- [TASK TO CARRY OUT] Scan the material that follows. Copy every line containing the word "提示音设置".

━━━

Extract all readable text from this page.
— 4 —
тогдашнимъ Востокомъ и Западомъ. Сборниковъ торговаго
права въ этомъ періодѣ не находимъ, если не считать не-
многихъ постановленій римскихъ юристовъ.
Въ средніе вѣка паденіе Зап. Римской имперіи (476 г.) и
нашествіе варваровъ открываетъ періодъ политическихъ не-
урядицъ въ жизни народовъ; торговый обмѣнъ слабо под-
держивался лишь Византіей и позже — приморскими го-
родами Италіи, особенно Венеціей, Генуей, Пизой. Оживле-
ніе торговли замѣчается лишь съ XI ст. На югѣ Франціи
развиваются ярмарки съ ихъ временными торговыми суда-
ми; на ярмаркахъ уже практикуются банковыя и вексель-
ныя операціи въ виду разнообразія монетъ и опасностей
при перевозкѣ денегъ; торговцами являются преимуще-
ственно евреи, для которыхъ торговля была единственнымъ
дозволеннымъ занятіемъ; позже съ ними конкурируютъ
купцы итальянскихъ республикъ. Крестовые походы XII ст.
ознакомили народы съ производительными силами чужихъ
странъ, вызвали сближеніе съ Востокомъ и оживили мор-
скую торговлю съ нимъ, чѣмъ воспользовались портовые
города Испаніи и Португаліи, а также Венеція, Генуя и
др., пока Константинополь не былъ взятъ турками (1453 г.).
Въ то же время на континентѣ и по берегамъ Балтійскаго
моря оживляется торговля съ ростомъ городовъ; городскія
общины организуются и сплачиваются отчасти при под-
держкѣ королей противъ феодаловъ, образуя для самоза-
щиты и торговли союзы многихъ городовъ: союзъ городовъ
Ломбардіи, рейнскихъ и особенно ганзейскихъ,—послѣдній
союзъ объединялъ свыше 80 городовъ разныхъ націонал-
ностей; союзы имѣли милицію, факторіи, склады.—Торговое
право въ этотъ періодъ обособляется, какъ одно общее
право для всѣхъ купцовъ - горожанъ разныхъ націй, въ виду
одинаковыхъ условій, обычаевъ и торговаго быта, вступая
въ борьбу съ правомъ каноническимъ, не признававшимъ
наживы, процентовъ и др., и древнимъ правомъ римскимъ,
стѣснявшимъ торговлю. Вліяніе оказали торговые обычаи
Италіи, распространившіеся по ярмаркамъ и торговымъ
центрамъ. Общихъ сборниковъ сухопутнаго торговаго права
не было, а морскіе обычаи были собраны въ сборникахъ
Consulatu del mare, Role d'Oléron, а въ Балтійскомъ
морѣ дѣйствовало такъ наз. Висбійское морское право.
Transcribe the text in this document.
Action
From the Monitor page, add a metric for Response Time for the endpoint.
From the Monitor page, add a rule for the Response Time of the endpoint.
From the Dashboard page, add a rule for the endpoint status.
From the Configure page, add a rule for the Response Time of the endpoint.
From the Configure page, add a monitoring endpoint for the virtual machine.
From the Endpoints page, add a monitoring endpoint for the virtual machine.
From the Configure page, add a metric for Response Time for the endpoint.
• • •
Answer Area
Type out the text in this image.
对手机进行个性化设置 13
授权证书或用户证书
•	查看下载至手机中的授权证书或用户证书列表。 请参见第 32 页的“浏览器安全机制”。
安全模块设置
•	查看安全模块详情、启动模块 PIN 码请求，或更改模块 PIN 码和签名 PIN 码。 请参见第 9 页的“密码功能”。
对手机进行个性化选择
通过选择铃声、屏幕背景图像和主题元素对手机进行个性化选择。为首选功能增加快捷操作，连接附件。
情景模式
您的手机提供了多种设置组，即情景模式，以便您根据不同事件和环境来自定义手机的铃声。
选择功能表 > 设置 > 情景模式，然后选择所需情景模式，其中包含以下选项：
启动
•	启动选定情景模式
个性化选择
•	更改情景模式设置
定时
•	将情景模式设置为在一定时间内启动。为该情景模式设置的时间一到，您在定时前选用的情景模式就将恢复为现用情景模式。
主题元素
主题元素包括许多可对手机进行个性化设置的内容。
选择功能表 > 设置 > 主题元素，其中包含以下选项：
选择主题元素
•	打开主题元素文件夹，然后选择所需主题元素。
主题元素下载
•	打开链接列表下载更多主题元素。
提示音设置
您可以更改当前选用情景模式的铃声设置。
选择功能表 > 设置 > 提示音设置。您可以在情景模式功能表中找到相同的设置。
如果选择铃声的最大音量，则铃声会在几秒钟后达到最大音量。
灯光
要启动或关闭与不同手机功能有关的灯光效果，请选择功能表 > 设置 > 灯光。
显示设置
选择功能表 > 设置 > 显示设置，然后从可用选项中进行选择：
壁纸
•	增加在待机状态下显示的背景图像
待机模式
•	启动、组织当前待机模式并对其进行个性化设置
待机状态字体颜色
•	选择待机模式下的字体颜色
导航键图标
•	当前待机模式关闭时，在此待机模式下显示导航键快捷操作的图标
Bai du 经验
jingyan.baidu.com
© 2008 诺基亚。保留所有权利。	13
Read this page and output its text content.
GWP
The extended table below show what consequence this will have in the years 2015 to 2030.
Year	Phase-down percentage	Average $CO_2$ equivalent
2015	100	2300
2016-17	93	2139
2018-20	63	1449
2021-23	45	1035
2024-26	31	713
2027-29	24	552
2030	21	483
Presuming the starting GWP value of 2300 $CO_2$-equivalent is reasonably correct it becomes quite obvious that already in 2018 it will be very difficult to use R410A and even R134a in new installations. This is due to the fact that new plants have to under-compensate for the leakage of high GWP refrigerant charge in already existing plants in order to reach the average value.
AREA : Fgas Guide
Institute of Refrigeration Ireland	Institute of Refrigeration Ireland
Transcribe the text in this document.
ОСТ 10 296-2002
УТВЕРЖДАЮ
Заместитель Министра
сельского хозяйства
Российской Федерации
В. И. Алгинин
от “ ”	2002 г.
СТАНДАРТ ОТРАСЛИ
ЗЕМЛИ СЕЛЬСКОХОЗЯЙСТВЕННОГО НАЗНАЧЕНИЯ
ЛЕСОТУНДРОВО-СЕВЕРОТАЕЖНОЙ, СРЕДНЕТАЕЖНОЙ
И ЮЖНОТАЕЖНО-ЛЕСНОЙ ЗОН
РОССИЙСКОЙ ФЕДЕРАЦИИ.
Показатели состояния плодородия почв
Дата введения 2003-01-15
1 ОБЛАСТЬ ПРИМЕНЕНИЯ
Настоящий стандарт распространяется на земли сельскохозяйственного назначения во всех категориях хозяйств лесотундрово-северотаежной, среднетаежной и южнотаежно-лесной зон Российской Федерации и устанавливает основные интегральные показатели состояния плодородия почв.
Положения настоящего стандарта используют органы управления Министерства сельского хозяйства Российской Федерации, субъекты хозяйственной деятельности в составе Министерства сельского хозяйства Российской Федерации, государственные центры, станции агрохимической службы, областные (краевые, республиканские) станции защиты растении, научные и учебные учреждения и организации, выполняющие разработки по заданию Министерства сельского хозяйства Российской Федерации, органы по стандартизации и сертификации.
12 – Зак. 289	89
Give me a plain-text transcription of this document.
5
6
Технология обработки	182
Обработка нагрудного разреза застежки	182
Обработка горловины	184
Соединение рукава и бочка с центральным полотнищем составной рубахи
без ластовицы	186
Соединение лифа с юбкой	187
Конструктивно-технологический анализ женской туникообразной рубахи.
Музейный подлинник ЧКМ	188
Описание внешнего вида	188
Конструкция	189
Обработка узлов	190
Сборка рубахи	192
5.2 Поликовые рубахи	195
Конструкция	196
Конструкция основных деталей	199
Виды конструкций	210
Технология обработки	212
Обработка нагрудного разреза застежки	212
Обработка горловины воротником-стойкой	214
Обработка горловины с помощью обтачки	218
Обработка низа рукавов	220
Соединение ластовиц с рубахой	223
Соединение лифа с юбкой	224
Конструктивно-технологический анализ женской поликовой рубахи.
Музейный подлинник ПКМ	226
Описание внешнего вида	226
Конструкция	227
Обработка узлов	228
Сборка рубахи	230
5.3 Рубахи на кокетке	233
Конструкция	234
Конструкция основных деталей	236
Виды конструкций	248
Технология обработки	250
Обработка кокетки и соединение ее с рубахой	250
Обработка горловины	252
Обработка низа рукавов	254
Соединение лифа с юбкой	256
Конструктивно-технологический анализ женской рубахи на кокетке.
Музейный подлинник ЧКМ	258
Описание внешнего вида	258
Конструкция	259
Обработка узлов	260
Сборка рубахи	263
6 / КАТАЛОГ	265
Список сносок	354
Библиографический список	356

━━━

- [EXERCISE OUTPUT]
提示音设置
选择功能表 > 设置 > 提示音设置。您可以在情景模式功能表中找到相同的设置。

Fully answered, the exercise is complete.